> [Source]:
[Start]

# Why to buy one-off custom rhinestone transfers



## AngelicEndeavour (Aug 12, 2013)

Hi! I am new to ordering custom transfers. I've primarily been using JPSS inkjet paper and doing custom photo tees, tote bags, mouse pads, etc. I have used Fireworks software for photo work and making backgrounds transparent, and have used PowerPoint to set up my designs (that's what I use at my day job, and I'm comfortable with it).

Now, I have a new business collaboration with a friend, and the client is asking a custom rhinestone product with the names of her kids on it, as well as other text. What custom rhinestone vendor will be flexible with the format of the artwork I send them, and will also produce extremely low volumes of custom rhinestone transfers? I would probably only order a few of each design, in case there is a pressing error. What kind of cost will be involved for such an order?

Any info you can give this newbie, would be AWESOME! Thanks so much!

Melissa


----------



## BidsMaven (Sep 23, 2011)

Check with The Rhinestone World. Here's a link to their webpage - Bling sports apparel


----------



## kingwoo (Mar 22, 2013)

There are quite a lot people here designing and making rhinestone transfers.

I'm not trying to do any promotion here. But really willing to recommend Nadine, a really kind and lovely girl. I believe she is known as n2mouse in the forum. 
http://www.t-shirtforums.com/members/n2mouse.html 


I think you can try it with her.
You'll have a pleasant buy with her.














.


----------



## Leg cramps (Feb 9, 2009)

Ok well to start off your designs will have to be "re-designed" to the correct format with the company you choose using rhinestone software. We price on how complex the design is, how many different colors of stones are in the design and how many total stones in the design. 
Some company's make templates with a cutter while others use automated rhinestone setting machines that apply the rhinestone directly to heat transfer tape.
So now you need to make a choice, do you want a template that you can stone yourself as many times as you want or do you want a transfer ready to be heat pressed onto your items? If you choose to do it yourself you will need a brush to swish your stones around the template Shur-Line 3 in. x 9.9 in. Trim and Touch Up Pad-01520C - The Home Depot some heat transfer tape and tweezers.

[End]

[Bounding box annotations]
[Start]

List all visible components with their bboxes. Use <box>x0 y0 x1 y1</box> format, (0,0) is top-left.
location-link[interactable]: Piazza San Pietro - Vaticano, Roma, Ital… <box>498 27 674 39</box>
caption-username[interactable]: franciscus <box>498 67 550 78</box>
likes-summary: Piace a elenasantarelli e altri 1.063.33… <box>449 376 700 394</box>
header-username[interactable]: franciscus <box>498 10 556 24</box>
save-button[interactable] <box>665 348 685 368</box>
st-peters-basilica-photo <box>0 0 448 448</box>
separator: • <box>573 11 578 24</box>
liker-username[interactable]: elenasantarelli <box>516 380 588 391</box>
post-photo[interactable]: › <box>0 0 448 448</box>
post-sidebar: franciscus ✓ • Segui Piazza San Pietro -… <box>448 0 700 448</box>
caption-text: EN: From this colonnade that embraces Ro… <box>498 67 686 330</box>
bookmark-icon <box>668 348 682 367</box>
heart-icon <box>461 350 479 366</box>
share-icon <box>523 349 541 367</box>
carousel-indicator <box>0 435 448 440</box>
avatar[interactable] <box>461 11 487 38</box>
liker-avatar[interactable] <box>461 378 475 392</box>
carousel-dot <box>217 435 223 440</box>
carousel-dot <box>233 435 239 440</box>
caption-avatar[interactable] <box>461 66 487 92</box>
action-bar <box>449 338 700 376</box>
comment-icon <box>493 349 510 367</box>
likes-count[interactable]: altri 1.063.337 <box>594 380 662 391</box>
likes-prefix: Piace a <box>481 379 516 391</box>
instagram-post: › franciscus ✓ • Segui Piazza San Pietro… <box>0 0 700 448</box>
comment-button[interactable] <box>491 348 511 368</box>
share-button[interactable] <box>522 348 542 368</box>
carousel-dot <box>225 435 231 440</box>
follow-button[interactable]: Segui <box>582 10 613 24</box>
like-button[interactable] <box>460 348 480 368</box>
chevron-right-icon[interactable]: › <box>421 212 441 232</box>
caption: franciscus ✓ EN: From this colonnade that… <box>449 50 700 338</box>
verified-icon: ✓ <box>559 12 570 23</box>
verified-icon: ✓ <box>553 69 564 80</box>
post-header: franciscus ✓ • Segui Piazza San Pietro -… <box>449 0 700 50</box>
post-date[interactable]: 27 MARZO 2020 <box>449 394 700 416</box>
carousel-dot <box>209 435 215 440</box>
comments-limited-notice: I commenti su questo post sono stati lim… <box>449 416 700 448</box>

[End]

> [Objective 1]: In the forum thread, what three factors does the post by Leg cramps say the price is based on?
> [Objective 2]: Summarize the forum thread in three sentences.
> [Objective 3]: Repeat the stretch of the forum thread from "## Leg cramps" through "in the design.", word for word.
You will not need the data for any of this work.

> [Correct answer 1]: How complex the design is, how many different colors of stones are in it, and how many total stones it has.

> [Correct answer 2]: A newcomer who has been making custom photo items asks which rhinestone vendor will accept flexible artwork formats, produce very small runs, and what such an order would cost. Replies suggest The Rhinestone World and a forum member known as n2mouse. Another reply explains that designs must be redone in rhinestone software and are priced by complexity, stone colors, and stone count, and that buyers can choose between a template they stone themselves or a transfer ready to be heat pressed.

> [Correct answer 3]:
## Leg cramps (Feb 9, 2009)

Ok well to start off your designs will have to be "re-designed" to the correct format with the company you choose using rhinestone software. We price on how complex the design is, how many different colors of stones are in the design and how many total stones in the design.